[START OF Stored records]
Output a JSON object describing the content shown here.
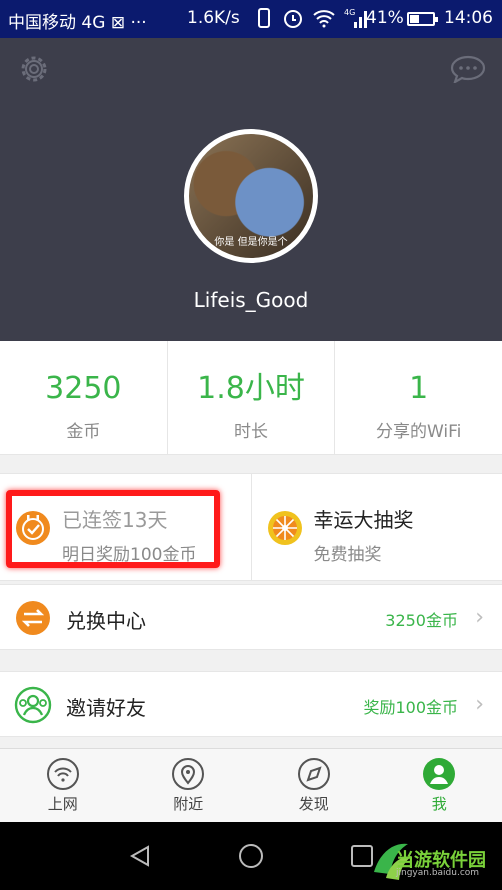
{
  "status_bar": {
    "carrier": "中国移动 4G",
    "extra": "⊠ ···",
    "speed": "1.6K/s",
    "network_type": "4G",
    "battery_percent_text": "41%",
    "battery_level": 0.41,
    "time": "14:06"
  },
  "profile": {
    "avatar_caption": "你是 但是你是个",
    "username": "Lifeis_Good"
  },
  "stats": [
    {
      "value": "3250",
      "label": "金币"
    },
    {
      "value": "1.8小时",
      "label": "时长"
    },
    {
      "value": "1",
      "label": "分享的WiFi"
    }
  ],
  "cards": {
    "signin": {
      "title": "已连签13天",
      "subtitle": "明日奖励100金币"
    },
    "lottery": {
      "title": "幸运大抽奖",
      "subtitle": "免费抽奖"
    }
  },
  "rows": {
    "exchange": {
      "label": "兑换中心",
      "right": "3250金币"
    },
    "invite": {
      "label": "邀请好友",
      "right": "奖励100金币"
    }
  },
  "bottom_nav": [
    {
      "label": "上网",
      "icon": "wifi-icon"
    },
    {
      "label": "附近",
      "icon": "location-pin-icon"
    },
    {
      "label": "发现",
      "icon": "compass-icon"
    },
    {
      "label": "我",
      "icon": "user-icon"
    }
  ],
  "watermark": {
    "text": "当游软件园",
    "url": "jingyan.baidu.com"
  },
  "colors": {
    "accent_green": "#3ab54a",
    "header_bg": "#3d3e4b",
    "status_bar_bg": "#0b1a6e",
    "highlight_red": "#ff1a1a",
    "icon_orange": "#f08a1e"
  }
}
[END OF Stored records]
#### What is needed:
Transcribe the whole listing, character for character, but not its images.

#### Answer for this exercise:
Output a JSON object describing the content shown here.
{
  "status_bar": {
    "carrier": "中国移动 4G",
    "extra": "⊠ ···",
    "speed": "1.6K/s",
    "network_type": "4G",
    "battery_percent_text": "41%",
    "battery_level": 0.41,
    "time": "14:06"
  },
  "profile": {
    "avatar_caption": "你是 但是你是个",
    "username": "Lifeis_Good"
  },
  "stats": [
    {
      "value": "3250",
      "label": "金币"
    },
    {
      "value": "1.8小时",
      "label": "时长"
    },
    {
      "value": "1",
      "label": "分享的WiFi"
    }
  ],
  "cards": {
    "signin": {
      "title": "已连签13天",
      "subtitle": "明日奖励100金币"
    },
    "lottery": {
      "title": "幸运大抽奖",
      "subtitle": "免费抽奖"
    }
  },
  "rows": {
    "exchange": {
      "label": "兑换中心",
      "right": "3250金币"
    },
    "invite": {
      "label": "邀请好友",
      "right": "奖励100金币"
    }
  },
  "bottom_nav": [
    {
      "label": "上网",
      "icon": "wifi-icon"
    },
    {
      "label": "附近",
      "icon": "location-pin-icon"
    },
    {
      "label": "发现",
      "icon": "compass-icon"
    },
    {
      "label": "我",
      "icon": "user-icon"
    }
  ],
  "watermark": {
    "text": "当游软件园",
    "url": "jingyan.baidu.com"
  },
  "colors": {
    "accent_green": "#3ab54a",
    "header_bg": "#3d3e4b",
    "status_bar_bg": "#0b1a6e",
    "highlight_red": "#ff1a1a",
    "icon_orange": "#f08a1e"
  }
}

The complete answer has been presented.